> **WHAT YOU NEED TO DO**: Your task is to output all the records below, word for word.
• • •
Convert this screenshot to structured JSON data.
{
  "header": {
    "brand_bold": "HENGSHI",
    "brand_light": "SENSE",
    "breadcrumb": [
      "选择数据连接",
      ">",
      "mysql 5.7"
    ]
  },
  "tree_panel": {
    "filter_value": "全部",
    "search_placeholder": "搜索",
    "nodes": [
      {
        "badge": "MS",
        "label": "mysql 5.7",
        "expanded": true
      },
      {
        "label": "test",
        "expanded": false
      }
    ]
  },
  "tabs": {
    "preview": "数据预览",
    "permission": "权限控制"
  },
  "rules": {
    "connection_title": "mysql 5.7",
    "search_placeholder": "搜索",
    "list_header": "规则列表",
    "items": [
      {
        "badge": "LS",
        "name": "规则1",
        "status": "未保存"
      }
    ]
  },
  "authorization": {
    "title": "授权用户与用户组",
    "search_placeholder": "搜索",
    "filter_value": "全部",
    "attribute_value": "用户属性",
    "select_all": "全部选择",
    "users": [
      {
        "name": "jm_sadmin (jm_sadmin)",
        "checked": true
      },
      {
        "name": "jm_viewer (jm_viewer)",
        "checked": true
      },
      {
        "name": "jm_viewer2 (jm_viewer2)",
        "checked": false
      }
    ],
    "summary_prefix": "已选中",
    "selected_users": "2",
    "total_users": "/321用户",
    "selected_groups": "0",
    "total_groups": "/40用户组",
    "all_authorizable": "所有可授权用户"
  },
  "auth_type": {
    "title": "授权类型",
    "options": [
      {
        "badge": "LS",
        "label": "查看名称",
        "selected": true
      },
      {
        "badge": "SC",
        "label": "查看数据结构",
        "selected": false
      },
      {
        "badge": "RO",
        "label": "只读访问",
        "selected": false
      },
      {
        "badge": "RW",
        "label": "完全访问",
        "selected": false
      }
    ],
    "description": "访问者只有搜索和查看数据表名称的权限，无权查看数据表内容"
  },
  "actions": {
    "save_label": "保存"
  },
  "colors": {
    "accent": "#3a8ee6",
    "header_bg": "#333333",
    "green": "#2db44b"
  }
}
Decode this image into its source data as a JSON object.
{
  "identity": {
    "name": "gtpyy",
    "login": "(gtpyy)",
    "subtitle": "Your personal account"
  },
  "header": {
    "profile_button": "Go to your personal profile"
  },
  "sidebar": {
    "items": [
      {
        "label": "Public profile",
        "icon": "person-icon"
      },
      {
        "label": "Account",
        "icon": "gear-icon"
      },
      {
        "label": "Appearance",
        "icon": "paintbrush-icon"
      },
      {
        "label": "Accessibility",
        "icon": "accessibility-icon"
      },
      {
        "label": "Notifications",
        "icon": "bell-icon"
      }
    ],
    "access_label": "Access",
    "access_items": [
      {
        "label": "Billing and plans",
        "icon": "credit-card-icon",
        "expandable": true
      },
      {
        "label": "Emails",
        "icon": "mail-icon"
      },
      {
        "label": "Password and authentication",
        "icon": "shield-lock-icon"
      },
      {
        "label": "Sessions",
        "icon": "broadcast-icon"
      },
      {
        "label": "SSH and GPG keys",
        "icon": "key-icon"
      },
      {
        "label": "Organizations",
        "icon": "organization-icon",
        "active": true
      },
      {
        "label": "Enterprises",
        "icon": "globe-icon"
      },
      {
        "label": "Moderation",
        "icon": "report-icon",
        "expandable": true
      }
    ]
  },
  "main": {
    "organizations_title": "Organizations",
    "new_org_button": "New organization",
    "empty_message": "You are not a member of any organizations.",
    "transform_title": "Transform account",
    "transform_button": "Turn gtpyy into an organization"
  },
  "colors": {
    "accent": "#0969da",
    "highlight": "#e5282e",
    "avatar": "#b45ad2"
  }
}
• • •
> **SOLUTION BELOW**:
Convert this screenshot to structured JSON data.
{
  "header": {
    "brand_bold": "HENGSHI",
    "brand_light": "SENSE",
    "breadcrumb": [
      "选择数据连接",
      ">",
      "mysql 5.7"
    ]
  },
  "tree_panel": {
    "filter_value": "全部",
    "search_placeholder": "搜索",
    "nodes": [
      {
        "badge": "MS",
        "label": "mysql 5.7",
        "expanded": true
      },
      {
        "label": "test",
        "expanded": false
      }
    ]
  },
  "tabs": {
    "preview": "数据预览",
    "permission": "权限控制"
  },
  "rules": {
    "connection_title": "mysql 5.7",
    "search_placeholder": "搜索",
    "list_header": "规则列表",
    "items": [
      {
        "badge": "LS",
        "name": "规则1",
        "status": "未保存"
      }
    ]
  },
  "authorization": {
    "title": "授权用户与用户组",
    "search_placeholder": "搜索",
    "filter_value": "全部",
    "attribute_value": "用户属性",
    "select_all": "全部选择",
    "users": [
      {
        "name": "jm_sadmin (jm_sadmin)",
        "checked": true
      },
      {
        "name": "jm_viewer (jm_viewer)",
        "checked": true
      },
      {
        "name": "jm_viewer2 (jm_viewer2)",
        "checked": false
      }
    ],
    "summary_prefix": "已选中",
    "selected_users": "2",
    "total_users": "/321用户",
    "selected_groups": "0",
    "total_groups": "/40用户组",
    "all_authorizable": "所有可授权用户"
  },
  "auth_type": {
    "title": "授权类型",
    "options": [
      {
        "badge": "LS",
        "label": "查看名称",
        "selected": true
      },
      {
        "badge": "SC",
        "label": "查看数据结构",
        "selected": false
      },
      {
        "badge": "RO",
        "label": "只读访问",
        "selected": false
      },
      {
        "badge": "RW",
        "label": "完全访问",
        "selected": false
      }
    ],
    "description": "访问者只有搜索和查看数据表名称的权限，无权查看数据表内容"
  },
  "actions": {
    "save_label": "保存"
  },
  "colors": {
    "accent": "#3a8ee6",
    "header_bg": "#333333",
    "green": "#2db44b"
  }
}
Decode this image into its source data as a JSON object.
{
  "identity": {
    "name": "gtpyy",
    "login": "(gtpyy)",
    "subtitle": "Your personal account"
  },
  "header": {
    "profile_button": "Go to your personal profile"
  },
  "sidebar": {
    "items": [
      {
        "label": "Public profile",
        "icon": "person-icon"
      },
      {
        "label": "Account",
        "icon": "gear-icon"
      },
      {
        "label": "Appearance",
        "icon": "paintbrush-icon"
      },
      {
        "label": "Accessibility",
        "icon": "accessibility-icon"
      },
      {
        "label": "Notifications",
        "icon": "bell-icon"
      }
    ],
    "access_label": "Access",
    "access_items": [
      {
        "label": "Billing and plans",
        "icon": "credit-card-icon",
        "expandable": true
      },
      {
        "label": "Emails",
        "icon": "mail-icon"
      },
      {
        "label": "Password and authentication",
        "icon": "shield-lock-icon"
      },
      {
        "label": "Sessions",
        "icon": "broadcast-icon"
      },
      {
        "label": "SSH and GPG keys",
        "icon": "key-icon"
      },
      {
        "label": "Organizations",
        "icon": "organization-icon",
        "active": true
      },
      {
        "label": "Enterprises",
        "icon": "globe-icon"
      },
      {
        "label": "Moderation",
        "icon": "report-icon",
        "expandable": true
      }
    ]
  },
  "main": {
    "organizations_title": "Organizations",
    "new_org_button": "New organization",
    "empty_message": "You are not a member of any organizations.",
    "transform_title": "Transform account",
    "transform_button": "Turn gtpyy into an organization"
  },
  "colors": {
    "accent": "#0969da",
    "highlight": "#e5282e",
    "avatar": "#b45ad2"
  }
}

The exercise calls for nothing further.